▸ Отрывок текста:
********************

Холостяк недели: джазист Вадим Эйленкриг
Фото: Георгий Кардава. Продюсер: Оксана Шабанова
Так и не скажешь, что перед тобой знаменитый джазовый музыкант − трубач Вадим Эйленкриг (45), высокий и накаченный, он больше похож на культуриста со стажем. «Лавочка подо мной может прогнуться, − предупредил он нашего фотографа. – Я вешу 115 килограммов!» Вадим занимается спортом уже 30 лет, но нашел свое истинное призвание в музыке. PEOPLETALK встретился с ним за несколько часов до его выступления в Концертном зале имени Чайковского и выяснил, как прирожденный трубач челночил в девяностые, что заставило его вернуться к музыке и почему он не слушает русский рэп.
Родился я в самом центре Москвы, на улице Островского, сейчас – Малая Ордынка, в бедной еврейской семье. Очень рано начал говорить, так же рано начал петь и, к своему несчастью, пел очень чисто. Моя мама не имеет отношения к музыке, она просто еврейская мама. Это очень серьезная профессия. А папа музыкант. И в детстве он поставил мне диагноз − хороший слух. А позже оказалось, что он абсолютный. Я с четырех лет занимаюсь музыкой, и, в общем, все было непросто: музыкальная школа, музыкальное училище, высшее учебное заведение, аспирантура, сейчас преподаю в Государственной классической академии имени Маймонида, я завкафедрой джазовой музыки и импровизации. Сначала я окончил Прокофьевскую музыкальную школу как пианист и колледж Октябрьской революции, тот, что сейчас называется МГИМ им. Шнитке. А потом случились лихие 90-е. Я челночил – ездил в Турцию, покупал кожаные куртки, а потом продавал их в Москве. Тогда я думал, что больше никогда не буду заниматься музыкой.
Мне папа с детства говорил, что я должен играть на трубе так, как объясняются в любви единственной женщине. Тогда я не мог понять, что это значит, а сейчас понимаю, что это такое. Однажды, когда я еще занимался челночным бизнесом, ехал со своим товарищем в машине и услышал, как по радио играл саксофонист Гато Барбьери. Вот он играл именно так, как рассказывал мне отец. В тот же вечер я решил, что бросаю бизнес и иду в музыку. Я сознательно решил, что мне не так важно зарабатывать, сколько извлекать эти звуки, потому что без них я не буду счастлив.
Я пошел к совершенно потрясающему человеку – педагогу Евгению Александровичу Савину – и уговорил его, чтобы он со мной занимался. Я заново учился издавать звуки, потому что те звуки, которые я издавал, никому не нравились. И мне в том числе. На это ушло очень много лет. Сложное было время. Тогда я организовал свой первый коллектив под названием XL. Название придумал совершенно спонтанно: я уже договорился о концерте, а мне по телефону звонят и говорят: «А как группа называется?» Я смотрю, рядом со мной валяется майка, там и написано XL. Это тогда я еще был XL, сейчас я XXL или XXXL.

********************

▸ Листинг:

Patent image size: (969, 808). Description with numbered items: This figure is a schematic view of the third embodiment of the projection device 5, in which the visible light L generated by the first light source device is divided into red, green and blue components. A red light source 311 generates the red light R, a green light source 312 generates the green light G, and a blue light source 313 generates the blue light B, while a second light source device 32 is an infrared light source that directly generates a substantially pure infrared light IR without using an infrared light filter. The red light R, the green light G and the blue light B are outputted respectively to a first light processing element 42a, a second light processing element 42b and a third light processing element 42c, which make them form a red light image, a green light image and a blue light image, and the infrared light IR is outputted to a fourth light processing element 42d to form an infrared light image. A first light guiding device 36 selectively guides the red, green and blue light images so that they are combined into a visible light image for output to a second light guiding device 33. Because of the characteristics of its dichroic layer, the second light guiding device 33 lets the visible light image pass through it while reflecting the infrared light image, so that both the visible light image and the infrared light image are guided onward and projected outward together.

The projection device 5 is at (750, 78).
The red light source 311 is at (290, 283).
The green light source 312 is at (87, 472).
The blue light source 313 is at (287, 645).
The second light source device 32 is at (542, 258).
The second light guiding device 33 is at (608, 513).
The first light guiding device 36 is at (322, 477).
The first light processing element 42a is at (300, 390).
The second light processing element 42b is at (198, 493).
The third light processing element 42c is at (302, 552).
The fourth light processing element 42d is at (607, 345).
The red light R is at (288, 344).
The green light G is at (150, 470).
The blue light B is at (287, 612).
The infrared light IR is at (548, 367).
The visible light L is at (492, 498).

********************

▸ Что сделать:
1) Чем, согласно интервью с Вадимом Эйленкригом, он занимался в 90-е годы?
2) Объясните по интервью с Вадимом Эйленкригом, почему он бросил челночный бизнес и вернулся к музыке. Ответ уложите в одно–три предложения.
3) Пожалуйста, продолжите интервью с Вадимом Эйленкригом сразу после его последней фразы.

▸ Результаты упражнения:
1) Он был челноком: ездил в Турцию, покупал кожаные куртки и продавал их в Москве.

2) По радио он услышал саксофониста Гато Барбьери, который играл так, как учил отец: словно объясняешься в любви единственной женщине. В тот же вечер он решил, что извлекать такие звуки ему важнее заработка, потому что без них он не будет счастлив.

3)
Я познакомился с Игорем Бутманом, когда он набирал оркестр, первый состав своего биг-бенда. И мне очень повезло, я попал в этот оркестр! Я 11 лет играл там и в какой-то момент понял, что надо заниматься сольной карьерой. С Игорем мы до сих пор очень близкие друзья. На его лейбле у меня вышло три пластинки. Он однажды сказал мне, что XL – это вообще не название для коллектива: «Вот ты подумай, на какой концерт приятнее сходить: на Вадима Эйленкрига или на «XL»?» Я говорю: «На Эйленкрига. Ты однозначно прав». Теперь коллектив называется скромно «Группа Вадима Эйленкрига».
Вчера Игорь пришел к нам на репетицию, послушал и сказал: «Хорошо играете». А я отвечаю: «Игорь, они все могли быть в твоем оркестре». В разное время каждый из моих музыкантов был уволен из биг-бенда Бутмана!
Раньше, чтобы организовать выступление, надо было поймать такси, с восьмого этажа спустить и погрузить всю аппаратуру, доехать, разгрузить, скоммутировать, отыграть концерт, раскоммутировать, опять поймать такси и опять на восьмой этаж. Иногда лифт ломался, и тогда на восьмой этаж огромные колонки, пульт, стойки я нес пешком.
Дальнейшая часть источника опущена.